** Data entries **

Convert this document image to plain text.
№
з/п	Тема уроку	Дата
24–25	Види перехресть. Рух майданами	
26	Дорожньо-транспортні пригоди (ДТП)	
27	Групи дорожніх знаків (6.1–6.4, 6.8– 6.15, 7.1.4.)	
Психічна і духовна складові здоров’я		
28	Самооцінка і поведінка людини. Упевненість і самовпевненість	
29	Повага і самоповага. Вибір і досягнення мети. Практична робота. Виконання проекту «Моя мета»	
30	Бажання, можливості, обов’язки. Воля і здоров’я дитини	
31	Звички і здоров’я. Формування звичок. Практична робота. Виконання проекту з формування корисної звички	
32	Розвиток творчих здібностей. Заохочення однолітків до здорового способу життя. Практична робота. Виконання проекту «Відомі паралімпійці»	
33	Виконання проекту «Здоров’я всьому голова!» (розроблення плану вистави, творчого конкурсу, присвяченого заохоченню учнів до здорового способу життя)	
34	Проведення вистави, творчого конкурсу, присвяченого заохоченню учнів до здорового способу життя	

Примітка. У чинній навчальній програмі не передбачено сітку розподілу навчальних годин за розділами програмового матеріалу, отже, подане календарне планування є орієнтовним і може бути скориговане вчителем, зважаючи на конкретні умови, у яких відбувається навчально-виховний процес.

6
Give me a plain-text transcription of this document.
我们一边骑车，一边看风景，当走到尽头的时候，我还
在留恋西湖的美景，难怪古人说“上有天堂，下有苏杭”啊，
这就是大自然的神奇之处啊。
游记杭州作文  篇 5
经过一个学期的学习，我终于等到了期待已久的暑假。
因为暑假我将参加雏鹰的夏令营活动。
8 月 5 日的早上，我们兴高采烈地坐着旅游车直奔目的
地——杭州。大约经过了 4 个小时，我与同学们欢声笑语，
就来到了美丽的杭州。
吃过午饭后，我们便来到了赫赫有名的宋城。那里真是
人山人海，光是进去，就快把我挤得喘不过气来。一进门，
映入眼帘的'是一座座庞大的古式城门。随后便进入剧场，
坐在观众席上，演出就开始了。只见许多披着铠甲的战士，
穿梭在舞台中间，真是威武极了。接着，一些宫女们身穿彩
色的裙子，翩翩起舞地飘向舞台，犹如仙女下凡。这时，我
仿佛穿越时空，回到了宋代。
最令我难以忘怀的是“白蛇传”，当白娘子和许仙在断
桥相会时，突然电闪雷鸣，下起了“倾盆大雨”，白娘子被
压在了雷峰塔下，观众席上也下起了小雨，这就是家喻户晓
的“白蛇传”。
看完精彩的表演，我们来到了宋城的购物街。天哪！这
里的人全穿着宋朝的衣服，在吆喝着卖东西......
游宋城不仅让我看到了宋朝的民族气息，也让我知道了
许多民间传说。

** Exercise goal **
Print exactly the lines above, starting at the line that contains "Give me a plain-text" and ending with the last line of the records, both included.

** Answer to the problem **
Give me a plain-text transcription of this document.
我们一边骑车，一边看风景，当走到尽头的时候，我还
在留恋西湖的美景，难怪古人说“上有天堂，下有苏杭”啊，
这就是大自然的神奇之处啊。
游记杭州作文  篇 5
经过一个学期的学习，我终于等到了期待已久的暑假。
因为暑假我将参加雏鹰的夏令营活动。
8 月 5 日的早上，我们兴高采烈地坐着旅游车直奔目的
地——杭州。大约经过了 4 个小时，我与同学们欢声笑语，
就来到了美丽的杭州。
吃过午饭后，我们便来到了赫赫有名的宋城。那里真是
人山人海，光是进去，就快把我挤得喘不过气来。一进门，
映入眼帘的'是一座座庞大的古式城门。随后便进入剧场，
坐在观众席上，演出就开始了。只见许多披着铠甲的战士，
穿梭在舞台中间，真是威武极了。接着，一些宫女们身穿彩
色的裙子，翩翩起舞地飘向舞台，犹如仙女下凡。这时，我
仿佛穿越时空，回到了宋代。
最令我难以忘怀的是“白蛇传”，当白娘子和许仙在断
桥相会时，突然电闪雷鸣，下起了“倾盆大雨”，白娘子被
压在了雷峰塔下，观众席上也下起了小雨，这就是家喻户晓
的“白蛇传”。
看完精彩的表演，我们来到了宋城的购物街。天哪！这
里的人全穿着宋朝的衣服，在吆喝着卖东西......
游宋城不仅让我看到了宋朝的民族气息，也让我知道了
许多民间传说。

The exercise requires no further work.